:: Supplied material

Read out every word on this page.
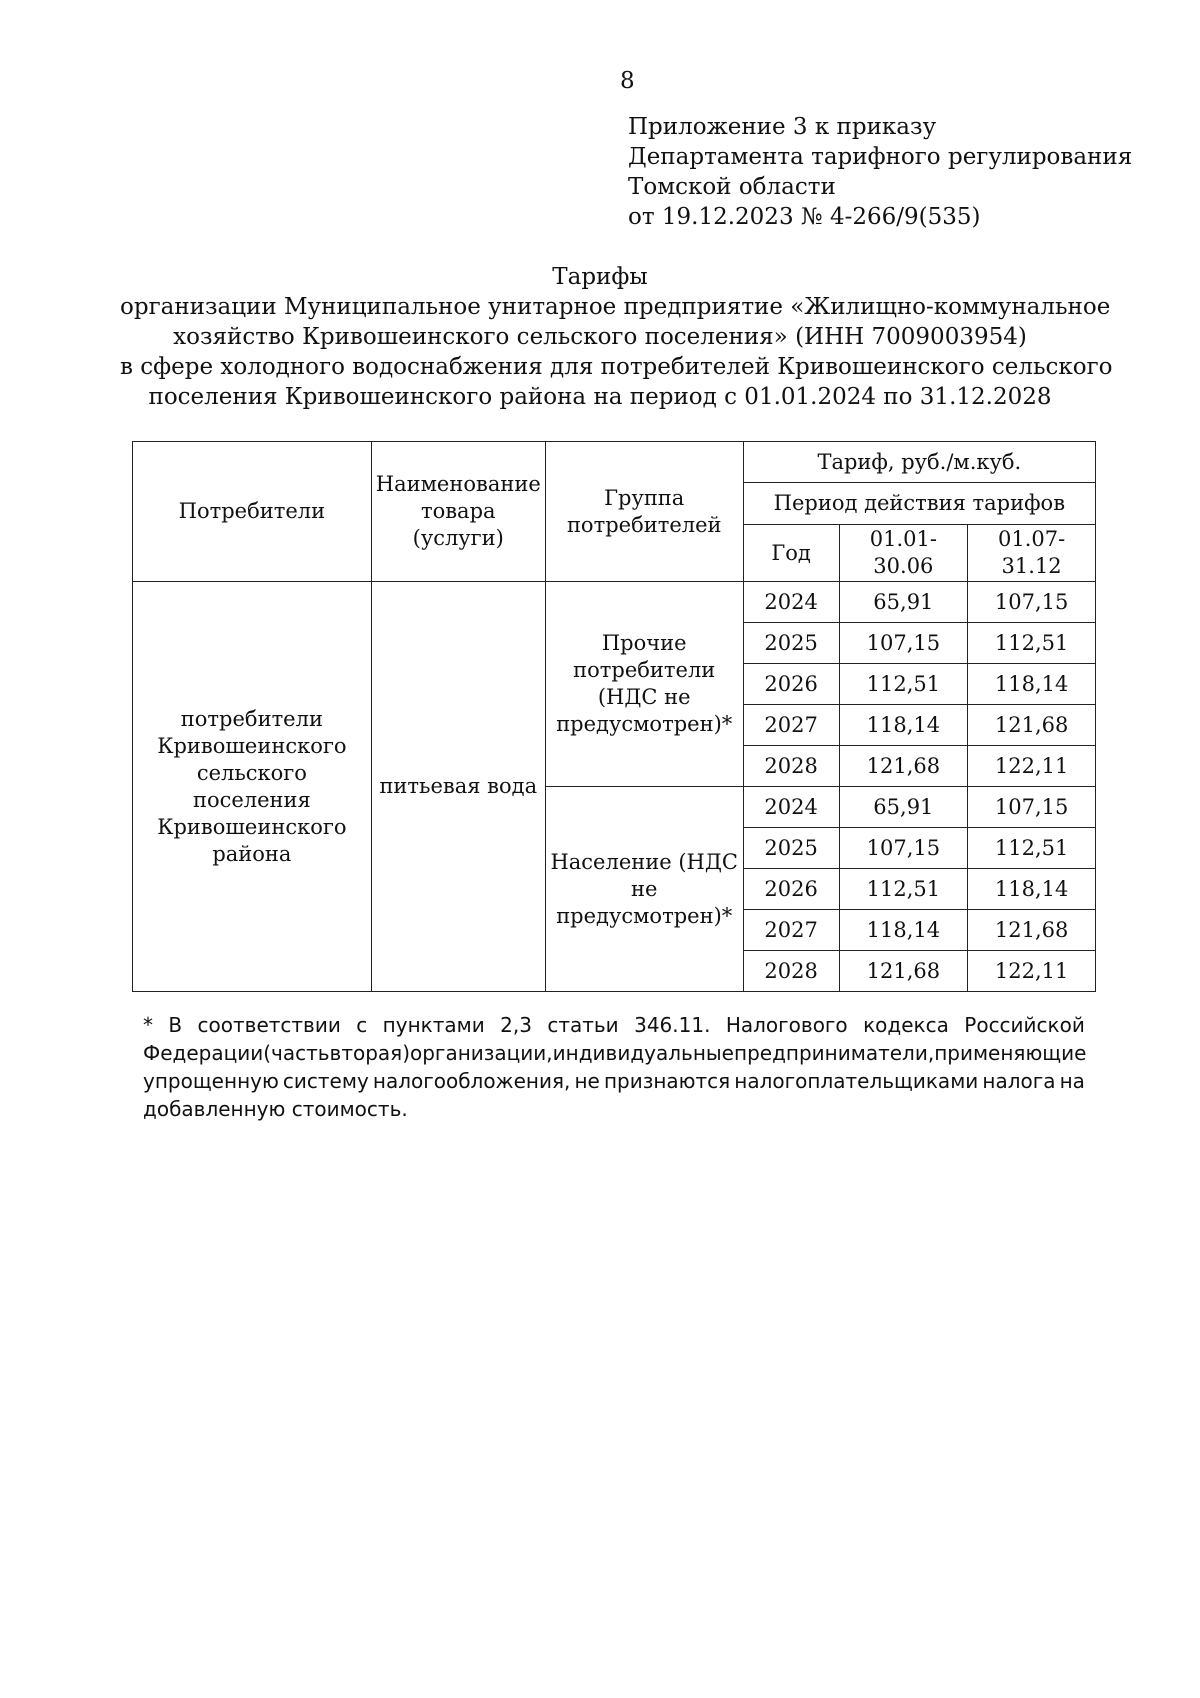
8
Приложение 3 к приказу
Департамента тарифного регулирования
Томской области
от 19.12.2023 № 4-266/9(535)
Тарифы
организации Муниципальное унитарное предприятие «Жилищно-коммунальное
хозяйство Кривошеинского сельского поселения» (ИНН 7009003954)
в сфере холодного водоснабжения для потребителей Кривошеинского сельского
поселения Кривошеинского района на период с 01.01.2024 по 31.12.2028
Потребители	Наименование товара (услуги)	Группа потребителей	Тариф, руб./м.куб.		
			Период действия тарифов		
			Год	01.01-30.06	01.07-31.12
потребители Кривошеинского сельского поселения Кривошеинского района	питьевая вода	Прочие потребители (НДС не предусмотрен)*	2024	65,91	107,15
			2025	107,15	112,51
			2026	112,51	118,14
			2027	118,14	121,68
			2028	121,68	122,11
		Население (НДС не предусмотрен)*	2024	65,91	107,15
			2025	107,15	112,51
			2026	112,51	118,14
			2027	118,14	121,68
			2028	121,68	122,11
* В соответствии с пунктами 2,3 статьи 346.11. Налогового кодекса Российской
Федерации (часть вторая) организации, индивидуальные предприниматели, применяющие
упрощенную систему налогообложения, не признаются налогоплательщиками налога на
добавленную стоимость.
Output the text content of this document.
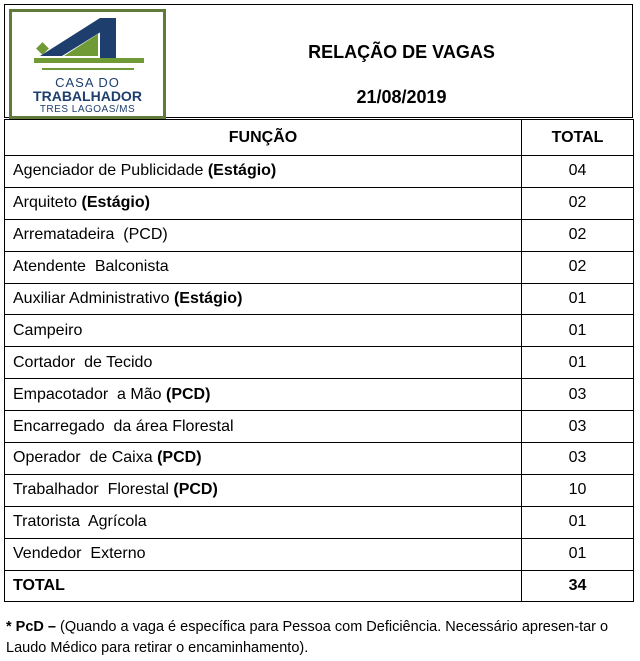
CASA DO
TRABALHADOR
TRES LAGOAS/MS
RELAÇÃO DE VAGAS
21/08/2019
FUNÇÃO	TOTAL
Agenciador de Publicidade (Estágio)	04
Arquiteto (Estágio)	02
Arrematadeira  (PCD)	02
Atendente  Balconista	02
Auxiliar Administrativo (Estágio)	01
Campeiro	01
Cortador  de Tecido	01
Empacotador  a Mão (PCD)	03
Encarregado  da área Florestal	03
Operador  de Caixa (PCD)	03
Trabalhador  Florestal (PCD)	10
Tratorista  Agrícola	01
Vendedor  Externo	01
TOTAL	34
* PcD – (Quando a vaga é específica para Pessoa com Deficiência. Necessário apresen-tar o Laudo Médico para retirar o encaminhamento).
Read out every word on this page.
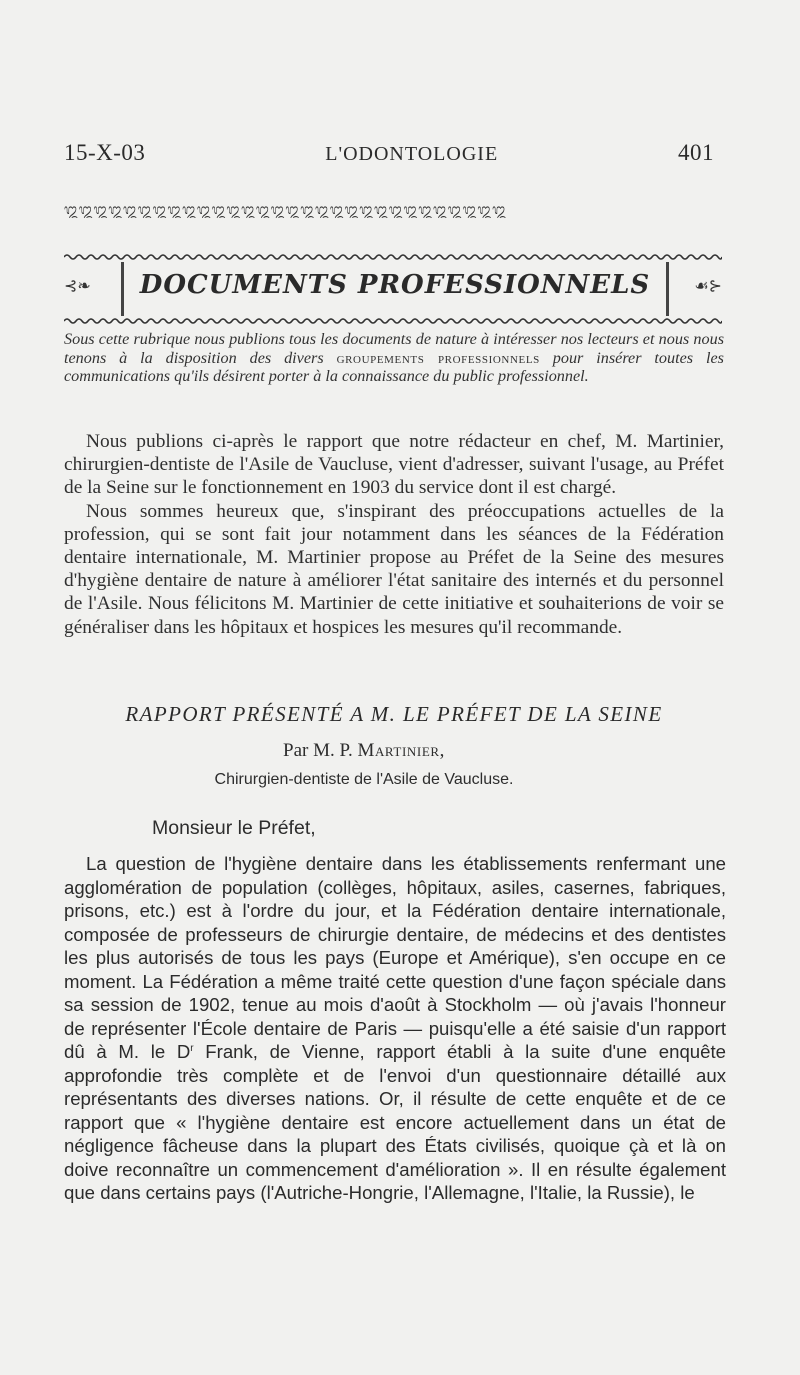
15-X-03	L'ODONTOLOGIE	401
᭓᭓᭓᭓᭓᭓᭓᭓᭓᭓᭓᭓᭓᭓᭓᭓᭓᭓᭓᭓᭓᭓᭓᭓᭓᭓᭓᭓᭓᭓
⊰❧	DOCUMENTS PROFESSIONNELS	☙⊱
Sous cette rubrique nous publions tous les documents de nature à intéresser nos lecteurs et nous nous tenons à la disposition des divers groupements professionnels pour insérer toutes les communications qu'ils désirent porter à la connaissance du public professionnel.

Nous publions ci-après le rapport que notre rédacteur en chef, M. Martinier, chirurgien-dentiste de l'Asile de Vaucluse, vient d'adresser, suivant l'usage, au Préfet de la Seine sur le fonctionnement en 1903 du service dont il est chargé.

Nous sommes heureux que, s'inspirant des préoccupations actuelles de la profession, qui se sont fait jour notamment dans les séances de la Fédération dentaire internationale, M. Martinier propose au Préfet de la Seine des mesures d'hygiène dentaire de nature à améliorer l'état sanitaire des internés et du personnel de l'Asile. Nous félicitons M. Martinier de cette initiative et souhaiterions de voir se généraliser dans les hôpitaux et hospices les mesures qu'il recommande.

RAPPORT PRÉSENTÉ A M. LE PRÉFET DE LA SEINE
Par M. P. Martinier,
Chirurgien-dentiste de l'Asile de Vaucluse.
Monsieur le Préfet,

La question de l'hygiène dentaire dans les établissements renfermant une agglomération de population (collèges, hôpitaux, asiles, casernes, fabriques, prisons, etc.) est à l'ordre du jour, et la Fédération dentaire internationale, composée de professeurs de chirurgie dentaire, de médecins et des dentistes les plus autorisés de tous les pays (Europe et Amérique), s'en occupe en ce moment. La Fédération a même traité cette question d'une façon spéciale dans sa session de 1902, tenue au mois d'août à Stockholm — où j'avais l'honneur de représenter l'École dentaire de Paris — puisqu'elle a été saisie d'un rapport dû à M. le $D^r$ Frank, de Vienne, rapport établi à la suite d'une enquête approfondie très complète et de l'envoi d'un questionnaire détaillé aux représentants des diverses nations. Or, il résulte de cette enquête et de ce rapport que « l'hygiène dentaire est encore actuellement dans un état de négligence fâcheuse dans la plupart des États civilisés, quoique çà et là on doive reconnaître un commencement d'amélioration ». Il en résulte également que dans certains pays (l'Autriche-Hongrie, l'Allemagne, l'Italie, la Russie), le
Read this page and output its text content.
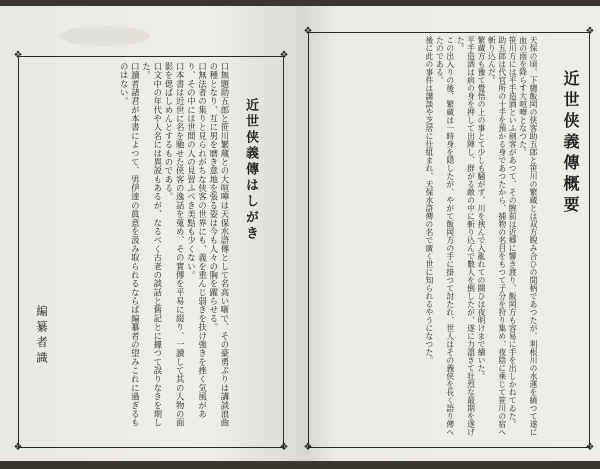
❖	❖
❖	❖
❖	❖
❖	❖
近世侠義傳はしがき
口無題助五郎と笹川繁蔵との大喧嘩は天保水滸傳として名高い噺で、その豪勇ぶりは講談浪曲の種となり、互に男を磨き意地を張る姿は今も人々の胸を躍らせる。
口無法者の集りと見られがちな侠客の世界にも、義を重んじ弱きを扶け強きを挫く気風があり、その中には世間の人の見習ふべき美點も少くない。
口本書は近世に名を馳せた侠客の逸話を蒐め、その實傳を平易に綴り、一讀して其の人物の面影を偲ばしめんとするものである。
口文中の年代や人名には異説もあるが、なるべく古老の談話と舊記とに據つて誤りなきを期した。
口讀者諸君が本書によつて、男伊達の眞意を汲み取られるならば編纂者の望みこれに過ぎるものはない。
編纂者識
近世侠義傳概要
天保の頃、下總飯岡の侠客助五郎と笹川の繁蔵とは双方睨み合ひの間柄であつたが、利根川の水運を繞つて遂に血の雨を降らす大喧嘩となつた。
笹川方には平手造酒といふ劍客があつて、その腕前は近郷に響き渡り、飯岡方も容易に手を出しかねてゐた。
助五郎は代官所の十手を預かる身であつたから、捕物の名目をもつて子分を狩り集め、夜陰に乘じて笹川の宿へ斬り込んだ。
繁蔵方も豫て覺悟の上の事とて少しも騒がず、川を挾んで入亂れての鬪ひは夜明けまで續いた。
平手造酒は病の身を押して出陣し、群がる敵の中に斬り込んで數人を倒したが、遂に力盡きて壮烈な最期を遂げた。
この出入りの後、繁蔵は一時身を隠したが、やがて飯岡方の手に掛つて討たれ、世人はその義侠を長く語り傳へたのである。
後に此の事件は講談や芝居に仕組まれ、天保水滸傳の名で廣く世に知られるやうになつた。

::::

> [Given request] Leave out the pictures and retype every line above exactly.

> [Task result]
Read out every word on this page.
8
Приложение 3 к приказу
Департамента тарифного регулирования
Томской области
от 19.12.2023 № 4-266/9(535)
Тарифы
организации Муниципальное унитарное предприятие «Жилищно-коммунальное
хозяйство Кривошеинского сельского поселения» (ИНН 7009003954)
в сфере холодного водоснабжения для потребителей Кривошеинского сельского
поселения Кривошеинского района на период с 01.01.2024 по 31.12.2028
Потребители	Наименование товара (услуги)	Группа потребителей	Тариф, руб./м.куб.		
			Период действия тарифов		
			Год	01.01-30.06	01.07-31.12
потребители Кривошеинского сельского поселения Кривошеинского района	питьевая вода	Прочие потребители (НДС не предусмотрен)*	2024	65,91	107,15
			2025	107,15	112,51
			2026	112,51	118,14
			2027	118,14	121,68
			2028	121,68	122,11
		Население (НДС не предусмотрен)*	2024	65,91	107,15
			2025	107,15	112,51
			2026	112,51	118,14
			2027	118,14	121,68
			2028	121,68	122,11
* В соответствии с пунктами 2,3 статьи 346.11. Налогового кодекса Российской
Федерации (часть вторая) организации, индивидуальные предприниматели, применяющие
упрощенную систему налогообложения, не признаются налогоплательщиками налога на
добавленную стоимость.
Output the text content of this document.
CASA DO
TRABALHADOR
TRES LAGOAS/MS
RELAÇÃO DE VAGAS
21/08/2019
FUNÇÃO	TOTAL
Agenciador de Publicidade (Estágio)	04
Arquiteto (Estágio)	02
Arrematadeira  (PCD)	02
Atendente  Balconista	02
Auxiliar Administrativo (Estágio)	01
Campeiro	01
Cortador  de Tecido	01
Empacotador  a Mão (PCD)	03
Encarregado  da área Florestal	03
Operador  de Caixa (PCD)	03
Trabalhador  Florestal (PCD)	10
Tratorista  Agrícola	01
Vendedor  Externo	01
TOTAL	34
* PcD – (Quando a vaga é específica para Pessoa com Deficiência. Necessário apresen-tar o Laudo Médico para retirar o encaminhamento).
Read out every word on this page.
15-X-03	L'ODONTOLOGIE	401
᭓᭓᭓᭓᭓᭓᭓᭓᭓᭓᭓᭓᭓᭓᭓᭓᭓᭓᭓᭓᭓᭓᭓᭓᭓᭓᭓᭓᭓᭓
⊰❧	DOCUMENTS PROFESSIONNELS	☙⊱
Sous cette rubrique nous publions tous les documents de nature à intéresser nos lecteurs et nous nous tenons à la disposition des divers groupements professionnels pour insérer toutes les communications qu'ils désirent porter à la connaissance du public professionnel.

Nous publions ci-après le rapport que notre rédacteur en chef, M. Martinier, chirurgien-dentiste de l'Asile de Vaucluse, vient d'adresser, suivant l'usage, au Préfet de la Seine sur le fonctionnement en 1903 du service dont il est chargé.

Nous sommes heureux que, s'inspirant des préoccupations actuelles de la profession, qui se sont fait jour notamment dans les séances de la Fédération dentaire internationale, M. Martinier propose au Préfet de la Seine des mesures d'hygiène dentaire de nature à améliorer l'état sanitaire des internés et du personnel de l'Asile. Nous félicitons M. Martinier de cette initiative et souhaiterions de voir se généraliser dans les hôpitaux et hospices les mesures qu'il recommande.

RAPPORT PRÉSENTÉ A M. LE PRÉFET DE LA SEINE
Par M. P. Martinier,
Chirurgien-dentiste de l'Asile de Vaucluse.
Monsieur le Préfet,

La question de l'hygiène dentaire dans les établissements renfermant une agglomération de population (collèges, hôpitaux, asiles, casernes, fabriques, prisons, etc.) est à l'ordre du jour, et la Fédération dentaire internationale, composée de professeurs de chirurgie dentaire, de médecins et des dentistes les plus autorisés de tous les pays (Europe et Amérique), s'en occupe en ce moment. La Fédération a même traité cette question d'une façon spéciale dans sa session de 1902, tenue au mois d'août à Stockholm — où j'avais l'honneur de représenter l'École dentaire de Paris — puisqu'elle a été saisie d'un rapport dû à M. le $D^r$ Frank, de Vienne, rapport établi à la suite d'une enquête approfondie très complète et de l'envoi d'un questionnaire détaillé aux représentants des diverses nations. Or, il résulte de cette enquête et de ce rapport que « l'hygiène dentaire est encore actuellement dans un état de négligence fâcheuse dans la plupart des États civilisés, quoique çà et là on doive reconnaître un commencement d'amélioration ». Il en résulte également que dans certains pays (l'Autriche-Hongrie, l'Allemagne, l'Italie, la Russie), le
Read this page and output its text content.
❖	❖
❖	❖
❖	❖
❖	❖
近世侠義傳はしがき
口無題助五郎と笹川繁蔵との大喧嘩は天保水滸傳として名高い噺で、その豪勇ぶりは講談浪曲の種となり、互に男を磨き意地を張る姿は今も人々の胸を躍らせる。
口無法者の集りと見られがちな侠客の世界にも、義を重んじ弱きを扶け強きを挫く気風があり、その中には世間の人の見習ふべき美點も少くない。
口本書は近世に名を馳せた侠客の逸話を蒐め、その實傳を平易に綴り、一讀して其の人物の面影を偲ばしめんとするものである。
口文中の年代や人名には異説もあるが、なるべく古老の談話と舊記とに據つて誤りなきを期した。
口讀者諸君が本書によつて、男伊達の眞意を汲み取られるならば編纂者の望みこれに過ぎるものはない。
編纂者識
近世侠義傳概要
天保の頃、下總飯岡の侠客助五郎と笹川の繁蔵とは双方睨み合ひの間柄であつたが、利根川の水運を繞つて遂に血の雨を降らす大喧嘩となつた。
笹川方には平手造酒といふ劍客があつて、その腕前は近郷に響き渡り、飯岡方も容易に手を出しかねてゐた。
助五郎は代官所の十手を預かる身であつたから、捕物の名目をもつて子分を狩り集め、夜陰に乘じて笹川の宿へ斬り込んだ。
繁蔵方も豫て覺悟の上の事とて少しも騒がず、川を挾んで入亂れての鬪ひは夜明けまで續いた。
平手造酒は病の身を押して出陣し、群がる敵の中に斬り込んで數人を倒したが、遂に力盡きて壮烈な最期を遂げた。
この出入りの後、繁蔵は一時身を隠したが、やがて飯岡方の手に掛つて討たれ、世人はその義侠を長く語り傳へたのである。
後に此の事件は講談や芝居に仕組まれ、天保水滸傳の名で廣く世に知られるやうになつた。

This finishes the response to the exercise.